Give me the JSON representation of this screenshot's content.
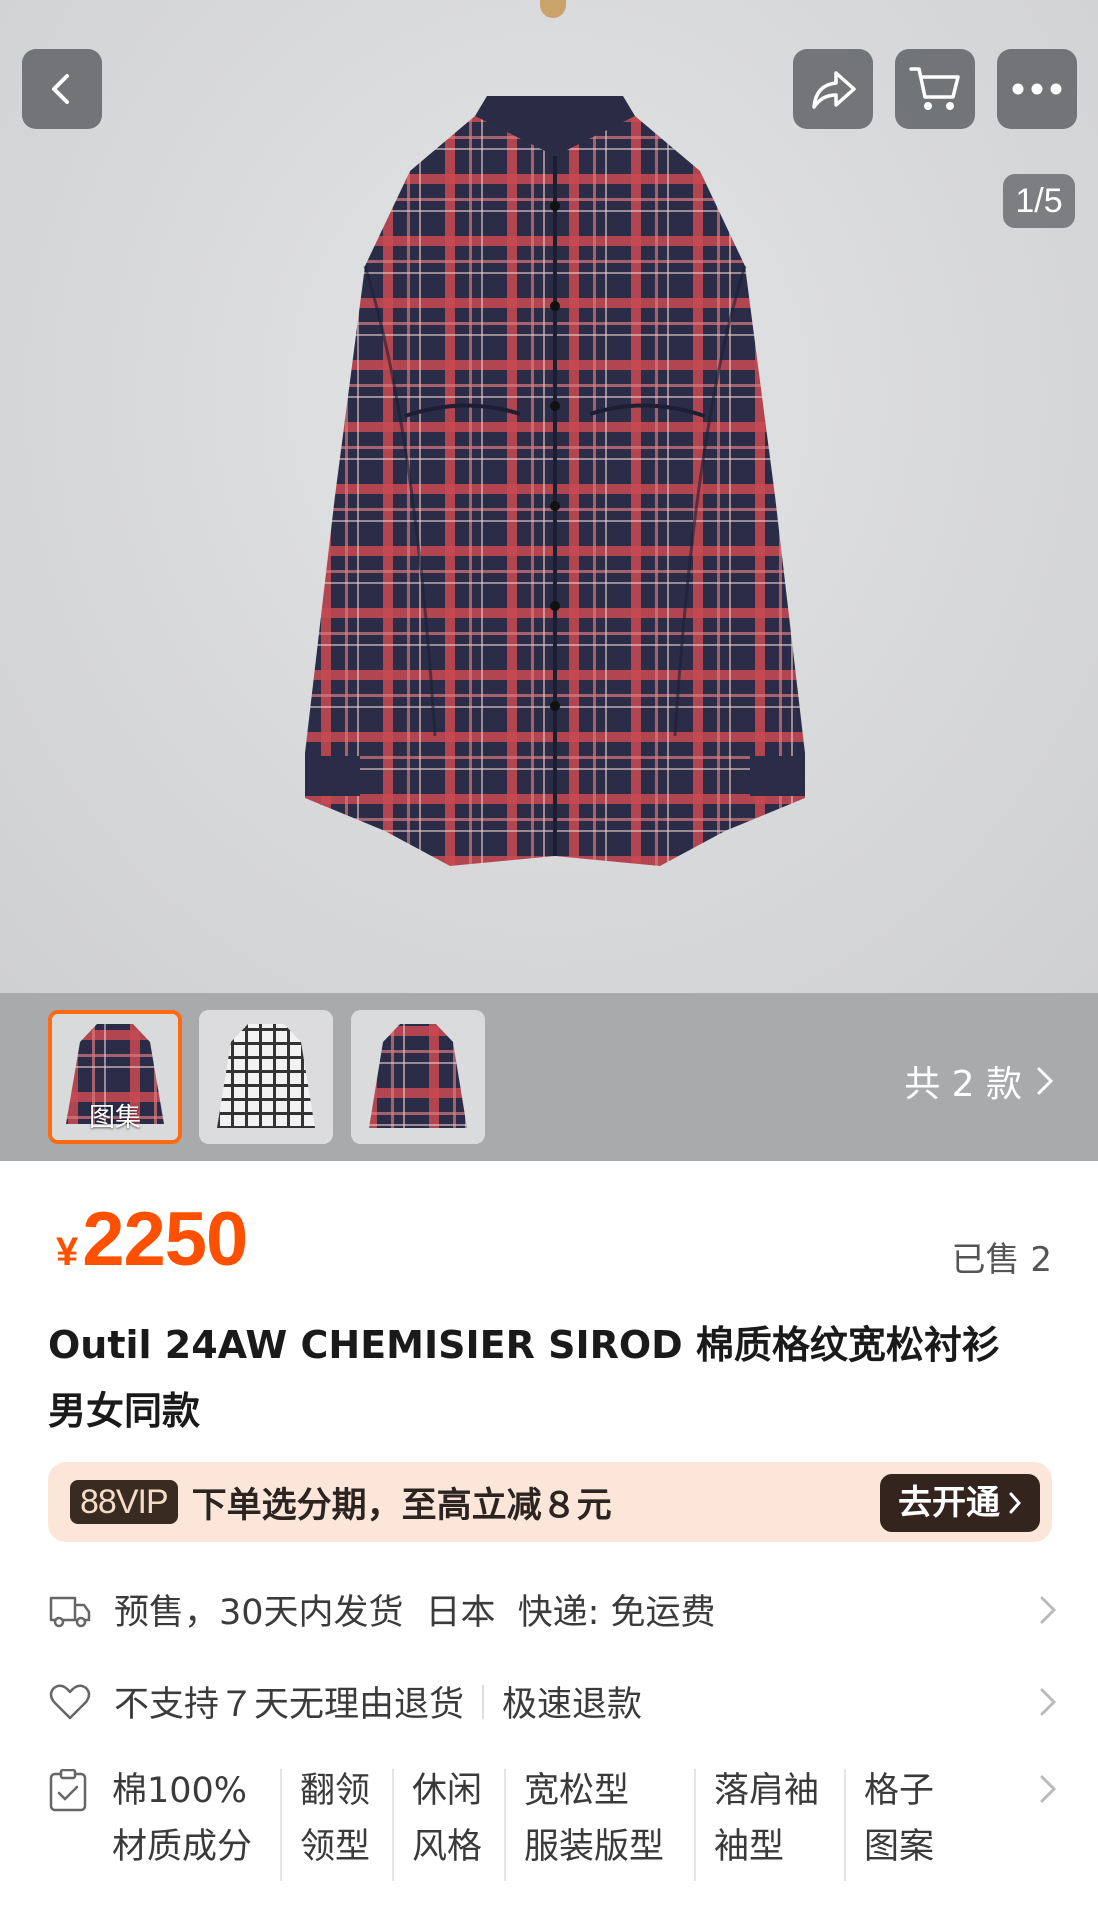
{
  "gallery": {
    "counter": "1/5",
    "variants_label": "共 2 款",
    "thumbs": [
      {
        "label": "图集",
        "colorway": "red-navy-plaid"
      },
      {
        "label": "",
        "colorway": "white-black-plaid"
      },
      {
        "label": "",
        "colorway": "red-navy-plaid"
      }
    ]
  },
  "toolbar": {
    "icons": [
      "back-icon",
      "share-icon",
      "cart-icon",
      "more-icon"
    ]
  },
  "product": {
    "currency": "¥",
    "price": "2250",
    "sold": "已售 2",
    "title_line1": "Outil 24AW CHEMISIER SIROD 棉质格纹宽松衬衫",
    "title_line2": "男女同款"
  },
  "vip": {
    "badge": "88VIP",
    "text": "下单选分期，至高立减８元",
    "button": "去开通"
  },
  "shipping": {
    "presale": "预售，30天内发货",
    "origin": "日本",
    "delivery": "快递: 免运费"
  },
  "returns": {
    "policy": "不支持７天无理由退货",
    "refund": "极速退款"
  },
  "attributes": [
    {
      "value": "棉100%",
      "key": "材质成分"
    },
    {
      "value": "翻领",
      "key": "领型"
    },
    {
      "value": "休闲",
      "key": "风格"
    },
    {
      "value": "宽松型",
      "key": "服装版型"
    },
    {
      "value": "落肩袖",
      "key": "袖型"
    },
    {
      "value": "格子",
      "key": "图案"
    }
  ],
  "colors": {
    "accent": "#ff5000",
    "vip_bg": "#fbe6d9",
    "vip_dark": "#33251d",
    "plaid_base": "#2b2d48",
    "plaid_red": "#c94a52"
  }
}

* * *

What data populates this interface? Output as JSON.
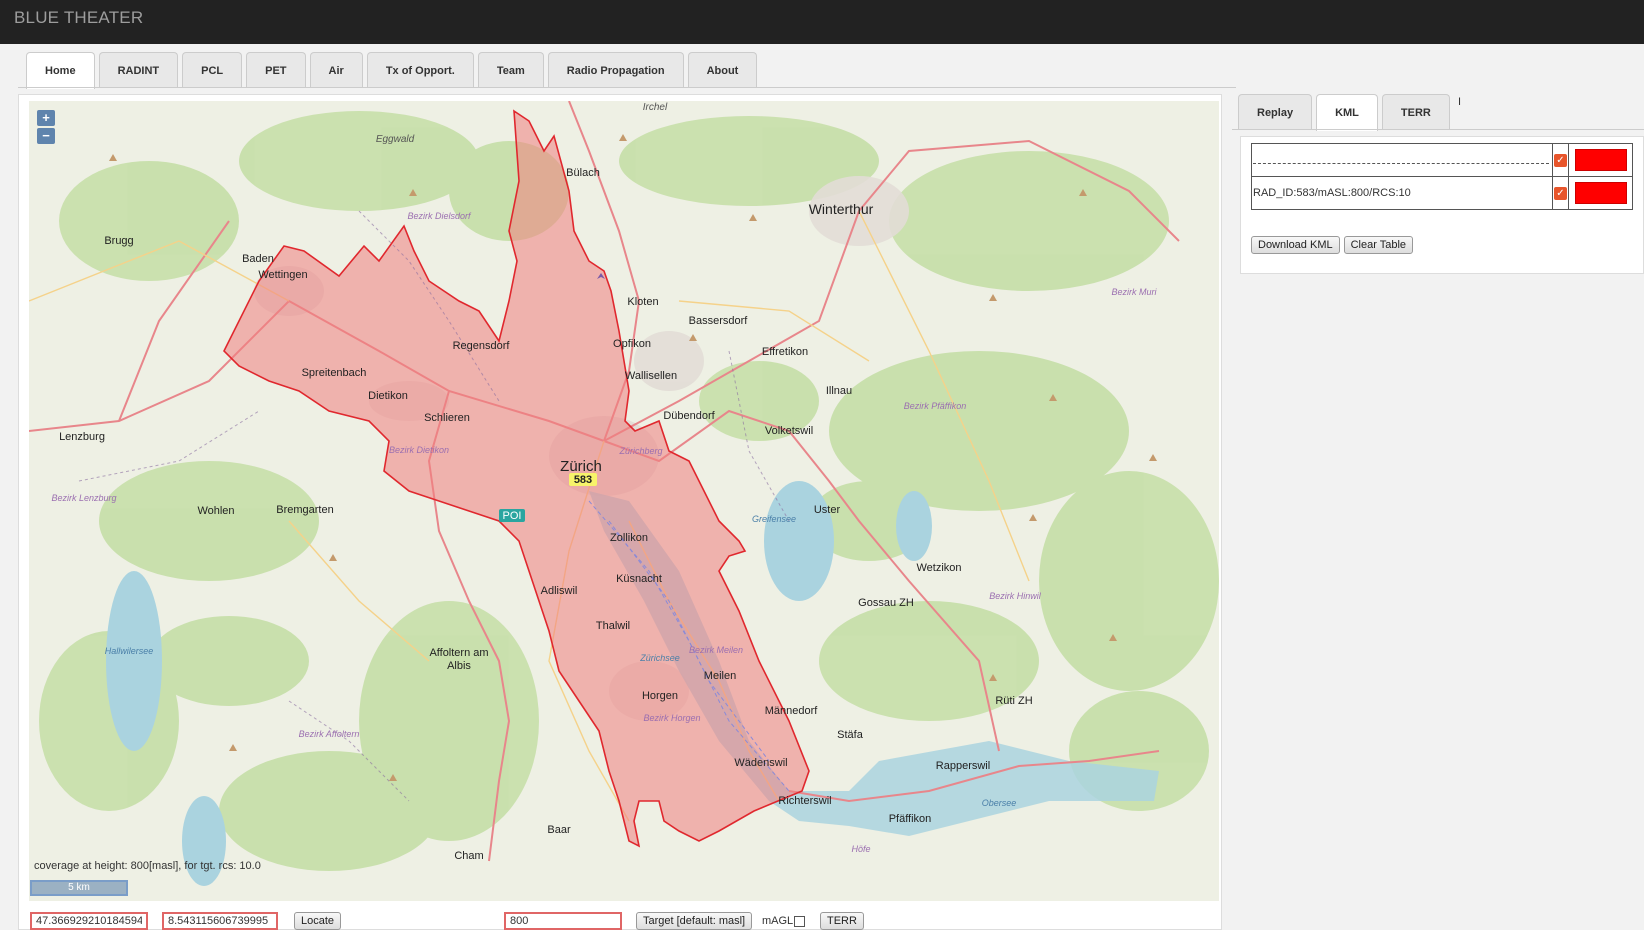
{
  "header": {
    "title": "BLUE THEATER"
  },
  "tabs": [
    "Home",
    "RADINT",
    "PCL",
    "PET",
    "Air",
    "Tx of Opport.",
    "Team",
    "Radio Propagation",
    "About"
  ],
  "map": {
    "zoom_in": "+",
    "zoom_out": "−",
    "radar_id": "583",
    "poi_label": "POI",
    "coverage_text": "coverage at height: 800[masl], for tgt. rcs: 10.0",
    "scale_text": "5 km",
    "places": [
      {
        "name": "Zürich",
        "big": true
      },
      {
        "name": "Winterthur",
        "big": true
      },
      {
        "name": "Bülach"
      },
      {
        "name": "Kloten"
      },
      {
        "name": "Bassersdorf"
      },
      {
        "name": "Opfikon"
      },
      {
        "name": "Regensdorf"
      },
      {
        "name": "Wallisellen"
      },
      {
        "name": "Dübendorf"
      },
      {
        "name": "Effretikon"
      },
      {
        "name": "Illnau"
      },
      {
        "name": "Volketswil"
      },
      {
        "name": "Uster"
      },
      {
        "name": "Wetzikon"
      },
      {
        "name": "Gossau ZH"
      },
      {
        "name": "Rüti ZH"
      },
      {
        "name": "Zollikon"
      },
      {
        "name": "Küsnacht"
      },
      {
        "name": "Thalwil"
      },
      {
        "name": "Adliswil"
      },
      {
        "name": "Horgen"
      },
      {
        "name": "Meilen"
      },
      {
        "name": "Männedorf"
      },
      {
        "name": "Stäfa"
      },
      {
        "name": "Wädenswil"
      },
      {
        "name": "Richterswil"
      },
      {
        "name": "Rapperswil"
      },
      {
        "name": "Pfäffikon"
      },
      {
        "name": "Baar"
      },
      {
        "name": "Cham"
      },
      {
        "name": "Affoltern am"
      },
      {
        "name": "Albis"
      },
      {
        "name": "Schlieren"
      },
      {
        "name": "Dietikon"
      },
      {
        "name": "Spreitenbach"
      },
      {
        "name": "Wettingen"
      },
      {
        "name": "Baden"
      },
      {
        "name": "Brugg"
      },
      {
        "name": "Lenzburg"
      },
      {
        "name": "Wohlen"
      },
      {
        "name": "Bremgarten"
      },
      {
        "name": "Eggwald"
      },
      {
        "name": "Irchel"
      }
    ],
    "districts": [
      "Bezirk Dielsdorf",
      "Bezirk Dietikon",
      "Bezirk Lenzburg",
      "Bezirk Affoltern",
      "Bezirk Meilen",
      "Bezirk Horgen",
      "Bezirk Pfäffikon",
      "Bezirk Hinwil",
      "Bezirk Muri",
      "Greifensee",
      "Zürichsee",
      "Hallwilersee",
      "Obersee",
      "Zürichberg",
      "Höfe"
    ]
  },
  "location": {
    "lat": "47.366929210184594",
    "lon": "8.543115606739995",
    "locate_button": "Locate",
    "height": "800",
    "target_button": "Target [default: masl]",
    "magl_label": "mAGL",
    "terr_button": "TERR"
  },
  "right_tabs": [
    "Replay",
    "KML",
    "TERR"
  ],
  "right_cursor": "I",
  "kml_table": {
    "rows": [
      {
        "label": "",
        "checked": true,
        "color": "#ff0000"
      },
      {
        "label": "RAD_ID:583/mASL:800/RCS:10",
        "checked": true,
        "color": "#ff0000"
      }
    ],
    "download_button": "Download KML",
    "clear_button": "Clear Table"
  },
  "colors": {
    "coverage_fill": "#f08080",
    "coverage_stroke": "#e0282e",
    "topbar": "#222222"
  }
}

...

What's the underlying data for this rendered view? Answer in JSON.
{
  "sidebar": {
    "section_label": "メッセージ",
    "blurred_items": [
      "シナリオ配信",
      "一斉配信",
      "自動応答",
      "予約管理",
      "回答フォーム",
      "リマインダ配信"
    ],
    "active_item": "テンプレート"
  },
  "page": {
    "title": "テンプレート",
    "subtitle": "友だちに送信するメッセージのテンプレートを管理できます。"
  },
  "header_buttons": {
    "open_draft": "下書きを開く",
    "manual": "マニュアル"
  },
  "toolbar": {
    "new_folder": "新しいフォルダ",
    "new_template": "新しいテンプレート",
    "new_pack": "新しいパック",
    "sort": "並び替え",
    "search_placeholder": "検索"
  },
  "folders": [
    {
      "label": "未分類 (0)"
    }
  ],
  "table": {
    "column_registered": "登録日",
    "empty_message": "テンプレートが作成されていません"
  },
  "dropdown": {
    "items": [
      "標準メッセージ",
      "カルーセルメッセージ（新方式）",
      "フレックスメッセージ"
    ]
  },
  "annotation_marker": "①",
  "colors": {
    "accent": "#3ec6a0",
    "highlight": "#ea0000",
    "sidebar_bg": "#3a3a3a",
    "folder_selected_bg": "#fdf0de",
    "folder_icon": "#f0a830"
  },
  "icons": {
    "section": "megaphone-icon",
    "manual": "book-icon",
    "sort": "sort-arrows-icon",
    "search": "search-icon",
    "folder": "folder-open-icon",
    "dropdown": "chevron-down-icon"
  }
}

Set problem: Extract each line from the listing that holds the word "value".

Correct answer:
      "value": "棉100%",
      "value": "翻领",
      "value": "休闲",
      "value": "宽松型",
      "value": "落肩袖",
      "value": "格子",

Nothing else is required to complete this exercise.